## [Stored data entries]
'''

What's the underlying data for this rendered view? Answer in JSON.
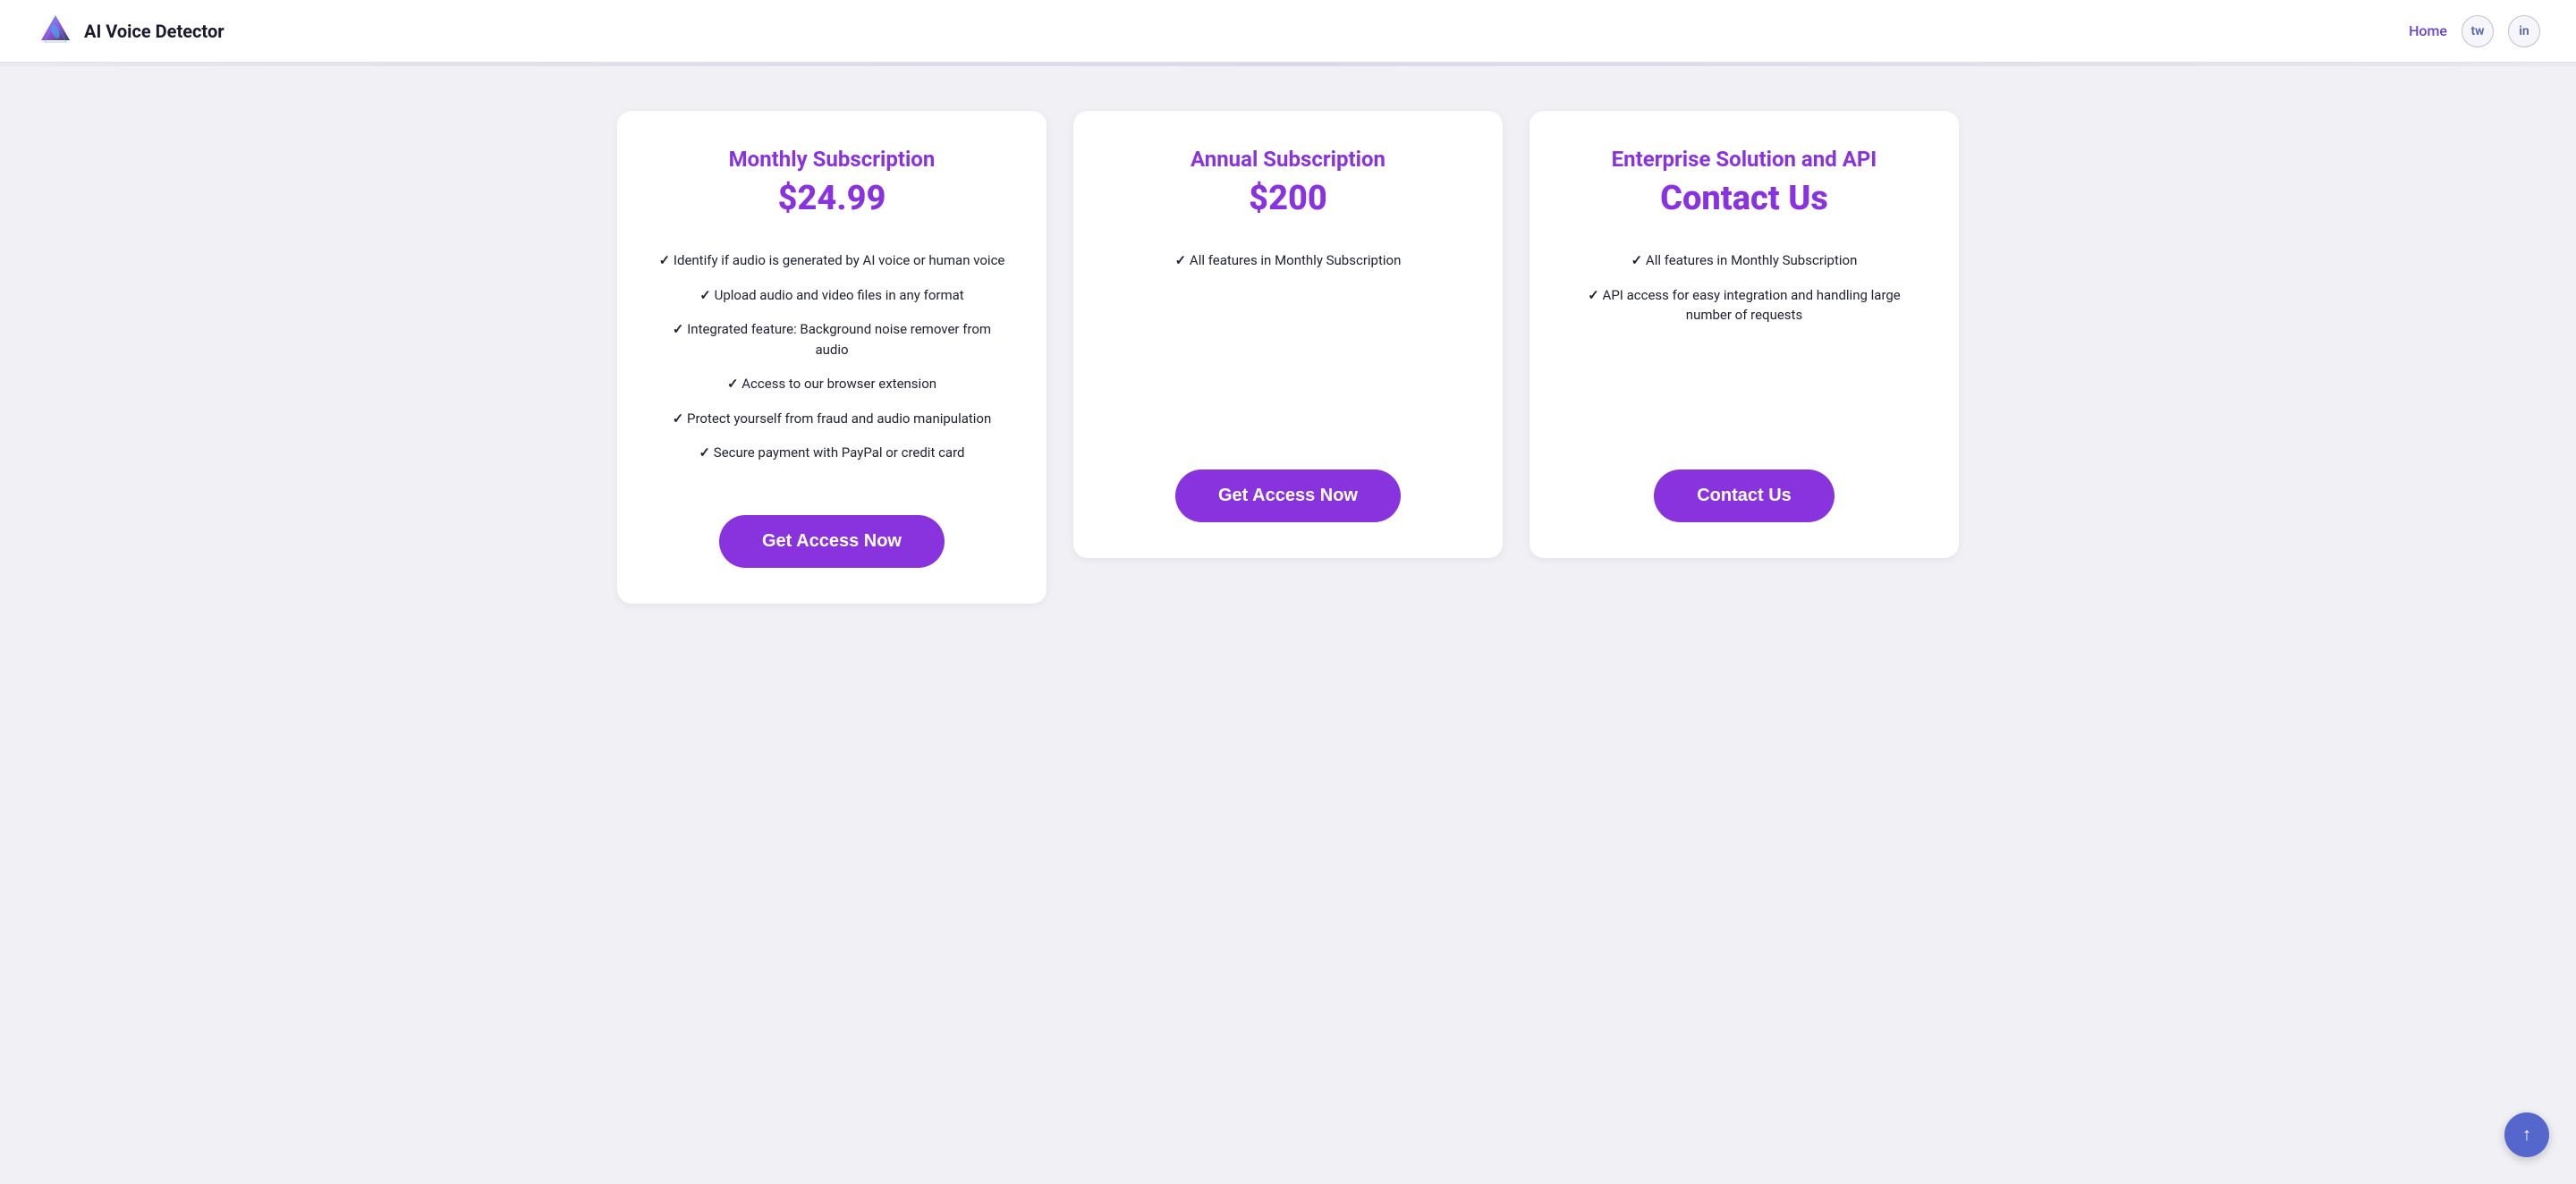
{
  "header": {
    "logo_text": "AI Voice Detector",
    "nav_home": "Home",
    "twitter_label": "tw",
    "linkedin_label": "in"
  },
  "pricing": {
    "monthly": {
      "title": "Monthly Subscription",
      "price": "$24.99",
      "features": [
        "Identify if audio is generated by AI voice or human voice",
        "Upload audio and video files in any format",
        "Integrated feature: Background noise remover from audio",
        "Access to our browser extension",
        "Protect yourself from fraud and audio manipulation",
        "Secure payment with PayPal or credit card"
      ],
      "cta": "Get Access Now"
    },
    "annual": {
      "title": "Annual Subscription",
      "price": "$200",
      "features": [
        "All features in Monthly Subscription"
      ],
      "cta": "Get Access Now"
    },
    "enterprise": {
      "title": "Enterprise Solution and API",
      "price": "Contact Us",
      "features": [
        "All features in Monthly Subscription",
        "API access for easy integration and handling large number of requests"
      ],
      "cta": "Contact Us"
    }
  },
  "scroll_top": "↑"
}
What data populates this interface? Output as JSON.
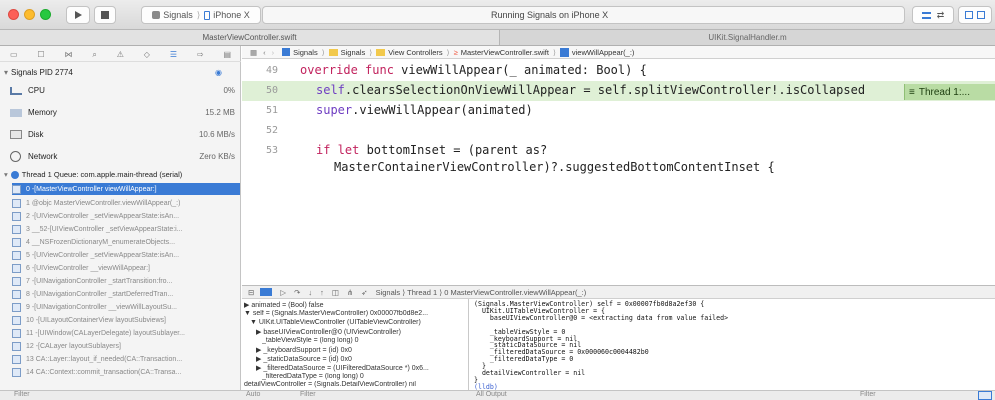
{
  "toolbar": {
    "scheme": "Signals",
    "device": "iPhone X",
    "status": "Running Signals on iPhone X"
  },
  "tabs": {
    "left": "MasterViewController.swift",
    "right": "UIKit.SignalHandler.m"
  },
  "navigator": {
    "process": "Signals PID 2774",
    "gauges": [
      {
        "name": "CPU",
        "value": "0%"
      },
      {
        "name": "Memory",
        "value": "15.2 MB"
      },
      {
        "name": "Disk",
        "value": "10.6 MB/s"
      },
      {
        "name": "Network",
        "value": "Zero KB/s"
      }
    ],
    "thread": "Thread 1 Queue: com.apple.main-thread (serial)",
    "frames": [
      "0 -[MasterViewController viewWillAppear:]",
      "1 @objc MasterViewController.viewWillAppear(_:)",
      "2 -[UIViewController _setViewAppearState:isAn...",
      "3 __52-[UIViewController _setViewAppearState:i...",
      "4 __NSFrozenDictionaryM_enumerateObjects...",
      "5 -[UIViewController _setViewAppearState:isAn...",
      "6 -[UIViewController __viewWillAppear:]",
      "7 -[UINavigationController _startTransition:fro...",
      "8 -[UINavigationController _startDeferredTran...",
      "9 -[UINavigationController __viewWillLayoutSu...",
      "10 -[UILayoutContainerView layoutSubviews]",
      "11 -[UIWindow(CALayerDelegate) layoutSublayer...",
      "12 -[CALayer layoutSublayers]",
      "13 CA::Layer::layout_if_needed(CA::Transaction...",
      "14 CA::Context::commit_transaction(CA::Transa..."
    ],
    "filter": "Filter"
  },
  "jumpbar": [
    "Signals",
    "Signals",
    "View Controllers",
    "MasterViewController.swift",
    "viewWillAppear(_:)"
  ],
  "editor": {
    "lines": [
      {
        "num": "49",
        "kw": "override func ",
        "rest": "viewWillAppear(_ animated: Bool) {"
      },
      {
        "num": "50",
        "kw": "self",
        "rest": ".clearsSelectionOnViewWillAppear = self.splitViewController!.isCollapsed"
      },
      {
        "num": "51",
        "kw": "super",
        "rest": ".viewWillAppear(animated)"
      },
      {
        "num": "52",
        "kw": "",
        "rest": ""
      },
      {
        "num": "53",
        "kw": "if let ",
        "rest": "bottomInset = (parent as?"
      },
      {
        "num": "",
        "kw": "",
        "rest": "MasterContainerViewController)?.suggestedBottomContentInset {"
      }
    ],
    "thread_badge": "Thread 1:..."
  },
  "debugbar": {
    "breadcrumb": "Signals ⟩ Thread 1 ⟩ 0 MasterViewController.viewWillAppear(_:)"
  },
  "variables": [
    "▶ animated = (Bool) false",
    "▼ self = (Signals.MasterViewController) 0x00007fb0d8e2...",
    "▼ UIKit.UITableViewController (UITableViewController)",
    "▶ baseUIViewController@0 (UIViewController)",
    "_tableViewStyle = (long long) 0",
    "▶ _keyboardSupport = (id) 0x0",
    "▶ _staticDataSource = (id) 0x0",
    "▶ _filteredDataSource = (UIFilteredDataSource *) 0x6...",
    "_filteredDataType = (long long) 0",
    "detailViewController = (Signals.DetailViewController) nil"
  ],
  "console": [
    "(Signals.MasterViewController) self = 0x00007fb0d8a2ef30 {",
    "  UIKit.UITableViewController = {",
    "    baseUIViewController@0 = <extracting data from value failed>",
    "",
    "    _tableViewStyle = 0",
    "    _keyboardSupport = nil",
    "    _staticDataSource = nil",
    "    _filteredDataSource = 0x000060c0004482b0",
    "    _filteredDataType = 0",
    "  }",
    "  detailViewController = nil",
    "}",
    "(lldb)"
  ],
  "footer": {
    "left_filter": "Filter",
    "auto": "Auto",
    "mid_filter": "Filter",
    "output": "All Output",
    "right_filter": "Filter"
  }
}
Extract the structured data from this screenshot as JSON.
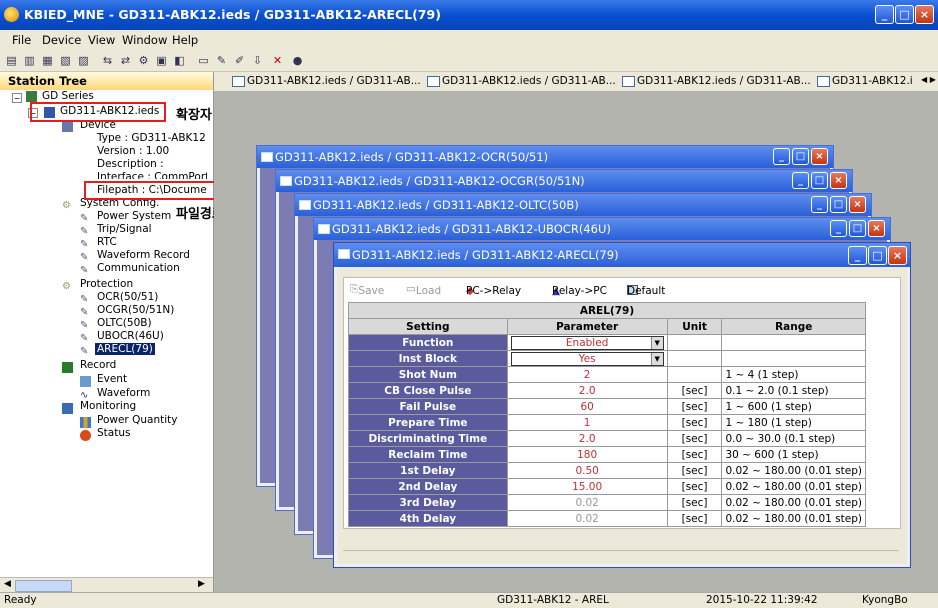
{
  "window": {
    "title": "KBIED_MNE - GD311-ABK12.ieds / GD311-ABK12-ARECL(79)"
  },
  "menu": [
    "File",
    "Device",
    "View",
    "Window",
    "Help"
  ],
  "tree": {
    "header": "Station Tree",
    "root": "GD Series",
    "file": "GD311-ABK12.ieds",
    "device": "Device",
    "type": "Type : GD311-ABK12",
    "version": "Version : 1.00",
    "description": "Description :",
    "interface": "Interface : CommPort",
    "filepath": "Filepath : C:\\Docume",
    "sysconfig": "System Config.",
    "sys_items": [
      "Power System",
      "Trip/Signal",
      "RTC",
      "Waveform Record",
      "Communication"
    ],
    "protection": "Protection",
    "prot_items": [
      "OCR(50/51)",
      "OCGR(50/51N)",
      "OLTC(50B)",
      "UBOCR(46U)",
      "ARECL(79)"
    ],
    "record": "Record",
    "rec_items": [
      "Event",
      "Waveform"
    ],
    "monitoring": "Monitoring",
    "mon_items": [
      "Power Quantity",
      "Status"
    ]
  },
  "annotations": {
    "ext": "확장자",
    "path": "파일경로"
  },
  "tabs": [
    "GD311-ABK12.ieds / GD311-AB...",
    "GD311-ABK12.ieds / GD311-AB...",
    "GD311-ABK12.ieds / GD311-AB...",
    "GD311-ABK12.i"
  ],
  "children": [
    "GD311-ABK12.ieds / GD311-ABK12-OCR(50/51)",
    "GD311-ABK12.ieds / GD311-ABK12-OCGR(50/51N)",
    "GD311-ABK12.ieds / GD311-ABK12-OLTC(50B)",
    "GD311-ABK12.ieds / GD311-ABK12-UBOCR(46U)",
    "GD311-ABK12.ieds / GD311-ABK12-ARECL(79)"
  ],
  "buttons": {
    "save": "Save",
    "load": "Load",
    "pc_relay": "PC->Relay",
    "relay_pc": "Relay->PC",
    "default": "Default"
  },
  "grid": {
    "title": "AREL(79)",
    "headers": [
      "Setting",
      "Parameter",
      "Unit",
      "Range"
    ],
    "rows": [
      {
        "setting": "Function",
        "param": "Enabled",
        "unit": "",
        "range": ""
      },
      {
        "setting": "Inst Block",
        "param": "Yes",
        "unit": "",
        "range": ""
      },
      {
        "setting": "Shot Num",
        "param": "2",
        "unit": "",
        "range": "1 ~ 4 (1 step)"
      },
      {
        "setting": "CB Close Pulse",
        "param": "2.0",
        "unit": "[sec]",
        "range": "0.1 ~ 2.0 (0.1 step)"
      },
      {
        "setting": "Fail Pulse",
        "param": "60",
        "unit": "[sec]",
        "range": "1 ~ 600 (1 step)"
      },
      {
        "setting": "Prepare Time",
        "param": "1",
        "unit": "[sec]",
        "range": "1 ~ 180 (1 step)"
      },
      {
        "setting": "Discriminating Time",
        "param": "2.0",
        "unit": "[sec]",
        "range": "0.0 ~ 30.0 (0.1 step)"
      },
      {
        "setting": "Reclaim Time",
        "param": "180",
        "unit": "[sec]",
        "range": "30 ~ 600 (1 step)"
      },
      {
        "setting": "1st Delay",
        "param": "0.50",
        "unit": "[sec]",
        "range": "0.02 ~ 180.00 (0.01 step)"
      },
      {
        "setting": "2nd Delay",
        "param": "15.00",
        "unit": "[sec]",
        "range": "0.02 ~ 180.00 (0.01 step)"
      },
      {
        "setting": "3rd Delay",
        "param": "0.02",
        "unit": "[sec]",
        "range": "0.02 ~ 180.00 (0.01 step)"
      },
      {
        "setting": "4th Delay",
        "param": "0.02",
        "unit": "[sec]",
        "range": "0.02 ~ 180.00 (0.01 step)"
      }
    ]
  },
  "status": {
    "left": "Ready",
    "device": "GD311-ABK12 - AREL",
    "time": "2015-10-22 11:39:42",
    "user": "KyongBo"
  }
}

'''

## [WHAT THIS TASK INVOLVES]
What is the number of lines in the data above that include the word "Output"? Answer with that number only.

## [WRITTEN RESPONSE]
2